** Start of Given data **

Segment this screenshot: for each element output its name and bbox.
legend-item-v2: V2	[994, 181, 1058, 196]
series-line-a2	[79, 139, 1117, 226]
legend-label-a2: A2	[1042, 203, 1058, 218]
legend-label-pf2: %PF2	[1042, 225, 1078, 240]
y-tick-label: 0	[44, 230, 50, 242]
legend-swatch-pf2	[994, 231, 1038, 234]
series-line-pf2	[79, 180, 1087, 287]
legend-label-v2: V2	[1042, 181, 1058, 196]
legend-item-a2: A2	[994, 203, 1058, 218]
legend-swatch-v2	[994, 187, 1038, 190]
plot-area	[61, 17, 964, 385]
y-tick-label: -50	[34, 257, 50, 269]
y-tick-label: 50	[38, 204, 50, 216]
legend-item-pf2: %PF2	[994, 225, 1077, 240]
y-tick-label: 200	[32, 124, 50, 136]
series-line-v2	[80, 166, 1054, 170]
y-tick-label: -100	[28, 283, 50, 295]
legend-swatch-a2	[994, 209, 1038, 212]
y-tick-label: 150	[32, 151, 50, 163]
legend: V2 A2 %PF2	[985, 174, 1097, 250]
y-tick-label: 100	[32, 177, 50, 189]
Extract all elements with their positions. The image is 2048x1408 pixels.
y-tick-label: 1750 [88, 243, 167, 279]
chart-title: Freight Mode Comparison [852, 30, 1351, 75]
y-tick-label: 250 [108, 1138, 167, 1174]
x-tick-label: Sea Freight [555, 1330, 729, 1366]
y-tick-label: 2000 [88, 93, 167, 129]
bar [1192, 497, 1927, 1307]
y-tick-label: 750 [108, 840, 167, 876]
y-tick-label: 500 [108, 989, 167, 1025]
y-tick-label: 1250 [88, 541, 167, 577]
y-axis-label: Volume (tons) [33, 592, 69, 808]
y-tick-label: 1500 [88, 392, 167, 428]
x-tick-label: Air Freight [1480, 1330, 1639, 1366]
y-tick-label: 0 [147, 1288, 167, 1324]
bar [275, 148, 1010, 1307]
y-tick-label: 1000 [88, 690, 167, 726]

** End of Given data **

### Your instructions
Lay out every line of the records above as a Markdown table with the columns Row and Line Text, numbering the rows in order and omitting any blank lines.

### Task response
| Row | Line Text |
|---|---|
| 1 | Segment this screenshot: for each element output its name and bbox. |
| 2 | legend-item-v2: V2	[994, 181, 1058, 196] |
| 3 | series-line-a2	[79, 139, 1117, 226] |
| 4 | legend-label-a2: A2	[1042, 203, 1058, 218] |
| 5 | legend-label-pf2: %PF2	[1042, 225, 1078, 240] |
| 6 | y-tick-label: 0	[44, 230, 50, 242] |
| 7 | legend-swatch-pf2	[994, 231, 1038, 234] |
| 8 | series-line-pf2	[79, 180, 1087, 287] |
| 9 | legend-label-v2: V2	[1042, 181, 1058, 196] |
| 10 | legend-item-a2: A2	[994, 203, 1058, 218] |
| 11 | legend-swatch-v2	[994, 187, 1038, 190] |
| 12 | plot-area	[61, 17, 964, 385] |
| 13 | y-tick-label: -50	[34, 257, 50, 269] |
| 14 | y-tick-label: 50	[38, 204, 50, 216] |
| 15 | legend-item-pf2: %PF2	[994, 225, 1077, 240] |
| 16 | y-tick-label: 200	[32, 124, 50, 136] |
| 17 | series-line-v2	[80, 166, 1054, 170] |
| 18 | y-tick-label: -100	[28, 283, 50, 295] |
| 19 | legend-swatch-a2	[994, 209, 1038, 212] |
| 20 | y-tick-label: 150	[32, 151, 50, 163] |
| 21 | legend: V2 A2 %PF2	[985, 174, 1097, 250] |
| 22 | y-tick-label: 100	[32, 177, 50, 189] |
| 23 | Extract all elements with their positions. The image is 2048x1408 pixels. |
| 24 | y-tick-label: 1750 [88, 243, 167, 279] |
| 25 | chart-title: Freight Mode Comparison [852, 30, 1351, 75] |
| 26 | y-tick-label: 250 [108, 1138, 167, 1174] |
| 27 | x-tick-label: Sea Freight [555, 1330, 729, 1366] |
| 28 | y-tick-label: 2000 [88, 93, 167, 129] |
| 29 | bar [1192, 497, 1927, 1307] |
| 30 | y-tick-label: 750 [108, 840, 167, 876] |
| 31 | y-tick-label: 500 [108, 989, 167, 1025] |
| 32 | y-tick-label: 1250 [88, 541, 167, 577] |
| 33 | y-axis-label: Volume (tons) [33, 592, 69, 808] |
| 34 | y-tick-label: 1500 [88, 392, 167, 428] |
| 35 | x-tick-label: Air Freight [1480, 1330, 1639, 1366] |
| 36 | y-tick-label: 0 [147, 1288, 167, 1324] |
| 37 | bar [275, 148, 1010, 1307] |
| 38 | y-tick-label: 1000 [88, 690, 167, 726] |